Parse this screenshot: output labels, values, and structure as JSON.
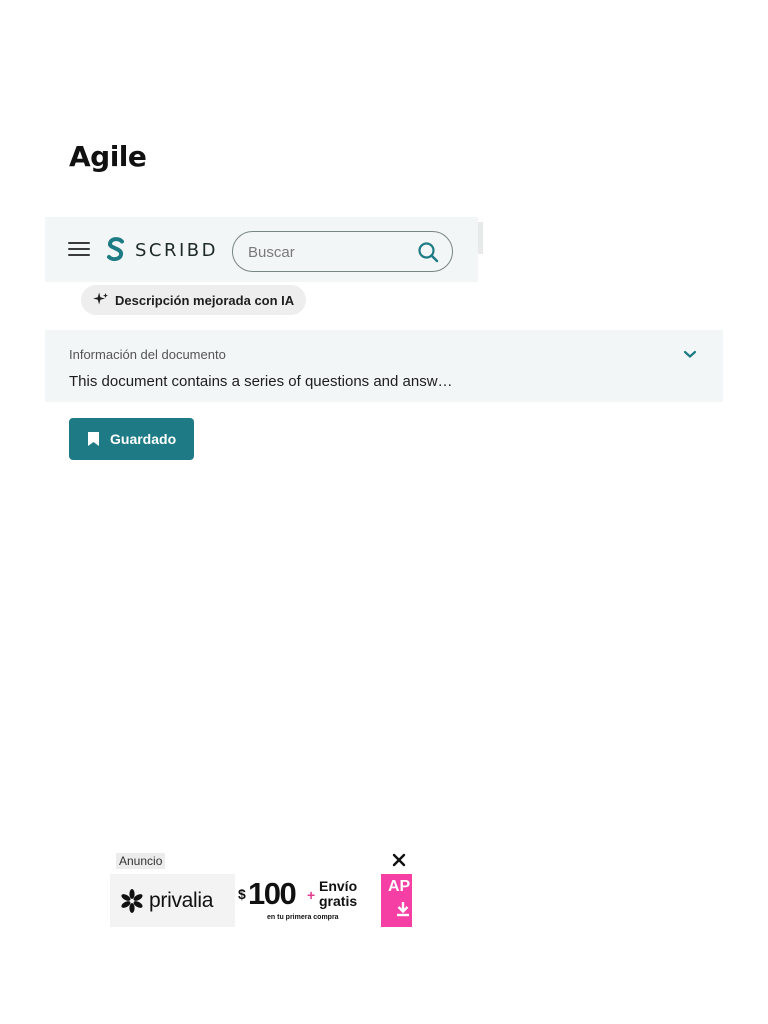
{
  "document": {
    "title": "Agile"
  },
  "header": {
    "logo_text": "SCRIBD",
    "search": {
      "placeholder": "Buscar",
      "value": ""
    },
    "icons": [
      "hamburger-menu-icon",
      "scribd-logo-icon",
      "search-icon"
    ]
  },
  "ai_chip": {
    "label": "Descripción mejorada con IA",
    "icon": "sparkle-icon"
  },
  "doc_info": {
    "heading": "Información del documento",
    "description": "This document contains a series of questions and answ…",
    "icon": "chevron-down-icon"
  },
  "actions": {
    "saved_label": "Guardado",
    "saved_icon": "bookmark-icon"
  },
  "ad": {
    "label": "Anuncio",
    "close_icon": "close-icon",
    "brand": "privalia",
    "currency": "$",
    "amount": "100",
    "plus": "+",
    "free_line1": "Envío",
    "free_line2": "gratis",
    "fine_print": "en tu primera compra",
    "cta_partial": "AP"
  },
  "colors": {
    "accent": "#1e7b85",
    "bar_bg": "#f3f6f6",
    "chip_bg": "#eeeeee",
    "ad_pink": "#f53fa4"
  }
}
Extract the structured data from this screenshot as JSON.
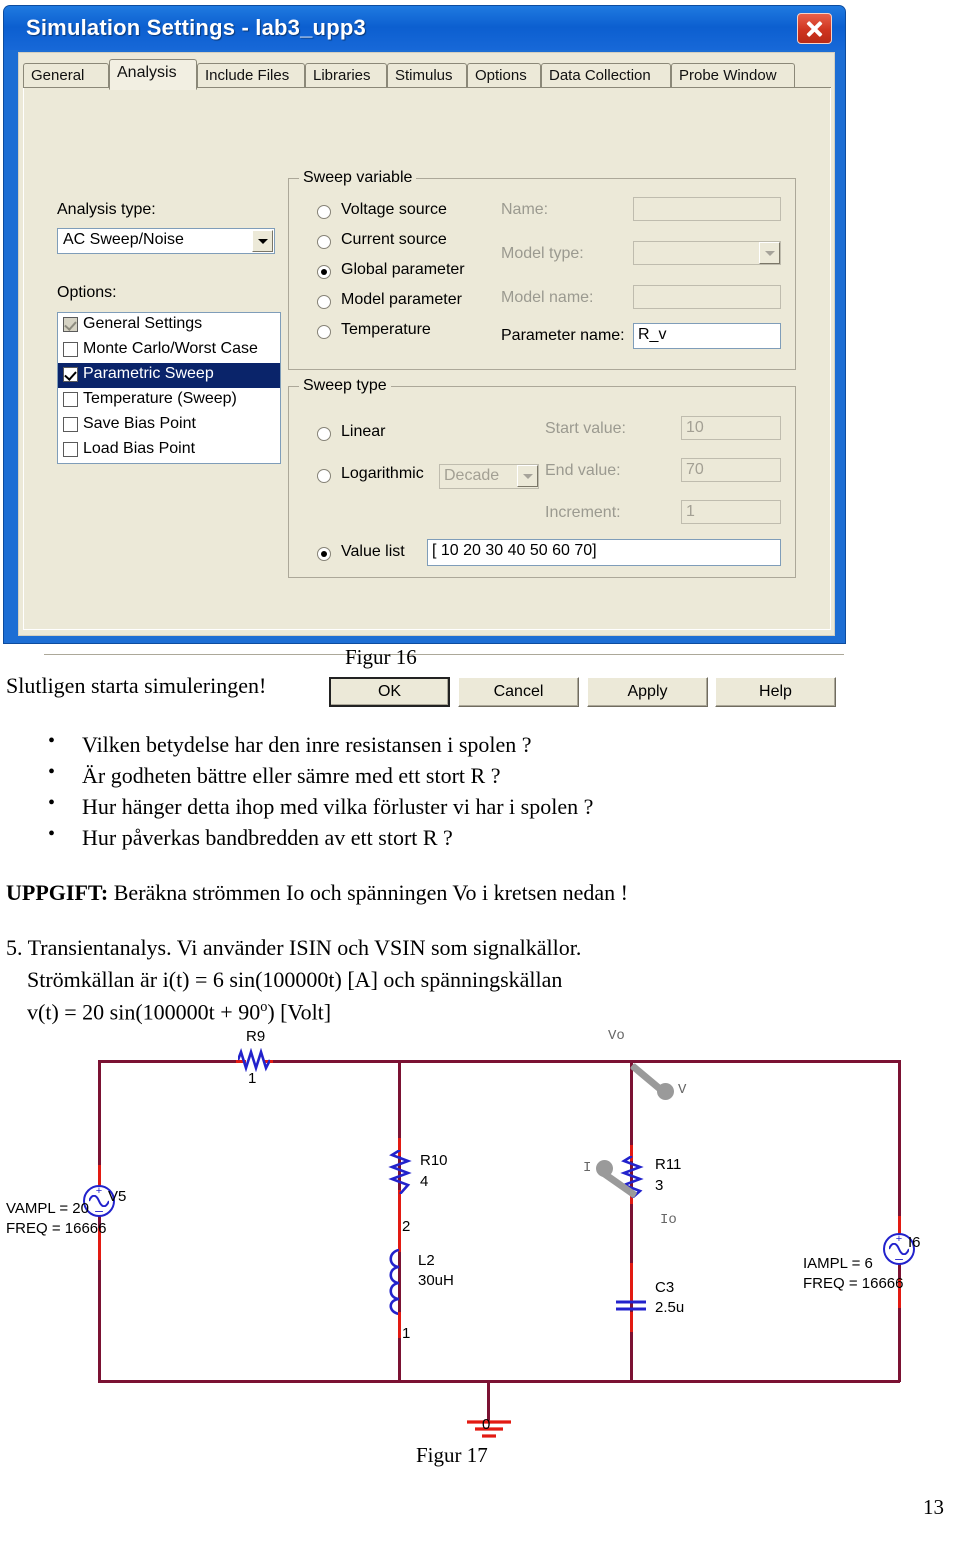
{
  "dialog": {
    "title": "Simulation Settings - lab3_upp3",
    "close_icon": "close-icon",
    "tabs": [
      {
        "label": "General",
        "selected": false
      },
      {
        "label": "Analysis",
        "selected": true
      },
      {
        "label": "Include Files",
        "selected": false
      },
      {
        "label": "Libraries",
        "selected": false
      },
      {
        "label": "Stimulus",
        "selected": false
      },
      {
        "label": "Options",
        "selected": false
      },
      {
        "label": "Data Collection",
        "selected": false
      },
      {
        "label": "Probe Window",
        "selected": false
      }
    ],
    "analysis_type_label": "Analysis type:",
    "analysis_type_value": "AC Sweep/Noise",
    "options_label": "Options:",
    "options": [
      {
        "label": "General Settings",
        "checked": true,
        "disabled": true,
        "selected": false
      },
      {
        "label": "Monte Carlo/Worst Case",
        "checked": false,
        "disabled": false,
        "selected": false
      },
      {
        "label": "Parametric Sweep",
        "checked": true,
        "disabled": false,
        "selected": true
      },
      {
        "label": "Temperature (Sweep)",
        "checked": false,
        "disabled": false,
        "selected": false
      },
      {
        "label": "Save Bias Point",
        "checked": false,
        "disabled": false,
        "selected": false
      },
      {
        "label": "Load Bias Point",
        "checked": false,
        "disabled": false,
        "selected": false
      }
    ],
    "sweep_variable": {
      "title": "Sweep variable",
      "radios": [
        {
          "label": "Voltage source",
          "selected": false
        },
        {
          "label": "Current source",
          "selected": false
        },
        {
          "label": "Global parameter",
          "selected": true
        },
        {
          "label": "Model parameter",
          "selected": false
        },
        {
          "label": "Temperature",
          "selected": false
        }
      ],
      "name_label": "Name:",
      "name_value": "",
      "model_type_label": "Model type:",
      "model_type_value": "",
      "model_name_label": "Model name:",
      "model_name_value": "",
      "parameter_name_label": "Parameter name:",
      "parameter_name_value": "R_v"
    },
    "sweep_type": {
      "title": "Sweep type",
      "radios": [
        {
          "label": "Linear",
          "selected": false
        },
        {
          "label": "Logarithmic",
          "selected": false
        },
        {
          "label": "Value list",
          "selected": true
        }
      ],
      "log_scale_value": "Decade",
      "start_value_label": "Start value:",
      "start_value": "10",
      "end_value_label": "End value:",
      "end_value": "70",
      "increment_label": "Increment:",
      "increment_value": "1",
      "value_list": "[ 10 20 30 40 50 60 70]"
    },
    "buttons": {
      "ok": "OK",
      "cancel": "Cancel",
      "apply": "Apply",
      "help": "Help"
    }
  },
  "document": {
    "figure16_caption": "Figur 16",
    "intro": "Slutligen starta simuleringen!",
    "bullets": [
      "Vilken betydelse har den inre resistansen i spolen ?",
      "Är godheten bättre eller sämre med ett stort R ?",
      "Hur hänger detta ihop med vilka förluster vi har i spolen ?",
      "Hur påverkas bandbredden av ett stort R ?"
    ],
    "task_bold": "UPPGIFT:",
    "task_rest": " Beräkna strömmen Io och spänningen Vo i kretsen nedan !",
    "section5_line1": "5. Transientanalys. Vi använder ISIN och VSIN som signalkällor.",
    "section5_line2": "Strömkällan är i(t) = 6 sin(100000t) [A] och spänningskällan",
    "section5_line3_pre": "v(t) = 20 sin(100000t + 90",
    "section5_line3_sup": "o",
    "section5_line3_post": ") [Volt]",
    "figure17_caption": "Figur 17",
    "page_number": "13"
  },
  "circuit": {
    "components": {
      "r9_name": "R9",
      "r9_value": "1",
      "r10_name": "R10",
      "r10_value": "4",
      "r11_name": "R11",
      "r11_value": "3",
      "l2_name": "L2",
      "l2_value": "30uH",
      "c3_name": "C3",
      "c3_value": "2.5u",
      "v5_name": "V5",
      "v5_vampl": "VAMPL = 20",
      "v5_freq": "FREQ = 16666",
      "i6_name": "I6",
      "i6_iampl": "IAMPL = 6",
      "i6_freq": "FREQ = 16666",
      "node_2": "2",
      "node_1": "1",
      "ground": "0"
    },
    "markers": {
      "vo_net": "Vo",
      "io_net": "Io",
      "v_probe": "V",
      "i_probe": "I"
    }
  },
  "colors": {
    "titlebar_blue": "#0c5fd0",
    "dialog_face": "#ece9d8",
    "selection_blue": "#0a246a",
    "wire_dark_red": "#7b1233",
    "wire_red": "#e21a12",
    "component_blue": "#2222cc",
    "probe_gray": "#9a9a9a"
  }
}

■ DESCRIPTION OF THE TASK ■
Extract every line containing the string "spolen" from the data above.

■ WORKED SOLUTION ■
      "Vilken betydelse har den inre resistansen i spolen ?",
      "Hur hänger detta ihop med vilka förluster vi har i spolen ?",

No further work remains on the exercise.